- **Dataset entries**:
⟨

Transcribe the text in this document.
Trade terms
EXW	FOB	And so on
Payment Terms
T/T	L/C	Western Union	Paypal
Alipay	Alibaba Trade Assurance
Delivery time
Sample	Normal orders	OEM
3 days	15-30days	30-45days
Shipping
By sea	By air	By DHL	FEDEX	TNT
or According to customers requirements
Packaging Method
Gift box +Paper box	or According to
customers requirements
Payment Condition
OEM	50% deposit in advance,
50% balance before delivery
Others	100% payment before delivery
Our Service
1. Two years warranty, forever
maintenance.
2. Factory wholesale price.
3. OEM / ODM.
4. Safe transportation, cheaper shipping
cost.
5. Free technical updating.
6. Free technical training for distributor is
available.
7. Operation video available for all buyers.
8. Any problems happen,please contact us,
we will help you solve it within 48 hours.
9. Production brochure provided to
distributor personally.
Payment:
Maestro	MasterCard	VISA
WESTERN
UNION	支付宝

⟩

- **Set problem**:
Filter the records above and return every line that holds the word "customers".

- **Result of this exercise**:
or According to customers requirements
customers requirements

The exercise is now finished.